> Extrait:
┏━━

Chaque fin d’année, une fête était organisée pour présenter nos travaux aux familles et c’était l’occasion pour les 2e année de recevoir un Certificat d’enseignement ménager. La troisième année était une année de spécialisation en vue d’un apprentissage du métier de bonnetière qui permettait l’embauche dans les usines locales, les filles travaillaient en classe à partir de commandes des usines. La directrice, Mademoiselle Grandmaison, était très sévère, de même que les sœurs qui assuraient les cours. Nous avions des cours d’hygiène, de ménage et de nettoyage, des cours de lavage et de repassage, des cours de couture, de crochet et de broderie, des cours de coupe, de raccommodage et de confection, des cours de cuisine, des notions d’éducation maternelle. On nous préparait aussi à des tâches plus en lien avec la bonneterie locale : par exemple manier l’aiguille à « remailler » comme une vraie « remailleuse » !

┗━━

> Entrées:
┏━━

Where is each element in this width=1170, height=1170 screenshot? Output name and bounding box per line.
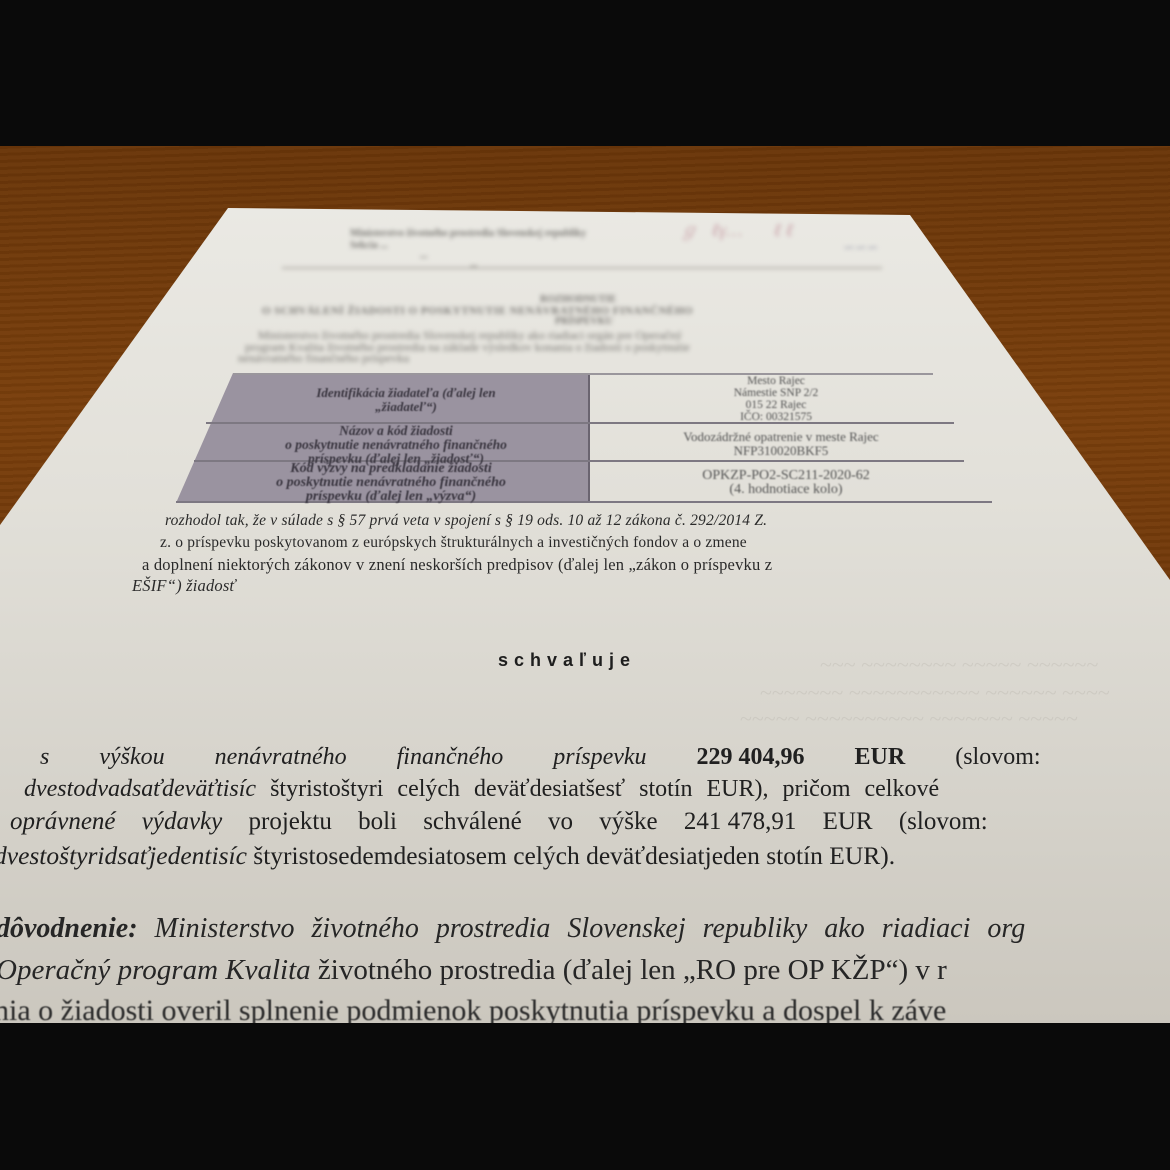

┗━━
┏━━

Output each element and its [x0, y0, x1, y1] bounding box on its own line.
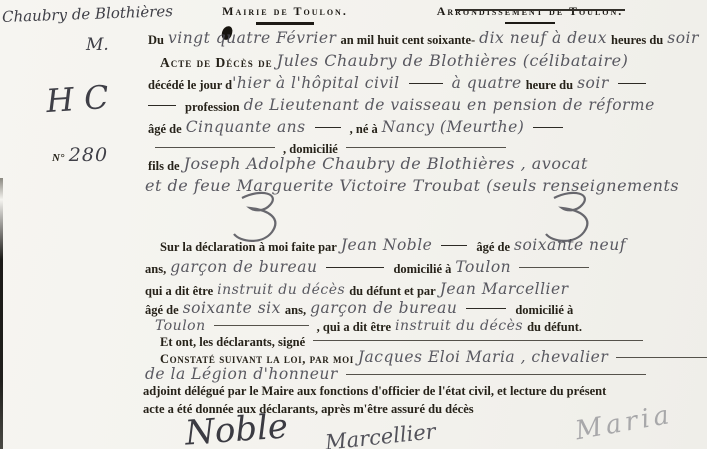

┗━━

> Liste des tâches:
[1] Résumez l'extrait en deux phrases, s'il vous plaît.
[2] Selon l'extrait, à quel métier la troisième année formait-elle ?
Ce travail ne fait pas appel aux entrées.

> Corrigé:
[1] Les élèves suivaient des cours d'hygiène, de ménage, de couture, de cuisine et d'éducation maternelle, sous l'autorité sévère de la directrice, Mademoiselle Grandmaison, et des sœurs. Lors de la fête de fin d'année, les 2e année recevaient un Certificat d'enseignement ménager, tandis que la troisième année préparait au métier de bonnetière en vue d'une embauche dans les usines locales.

[2] Au métier de bonnetière.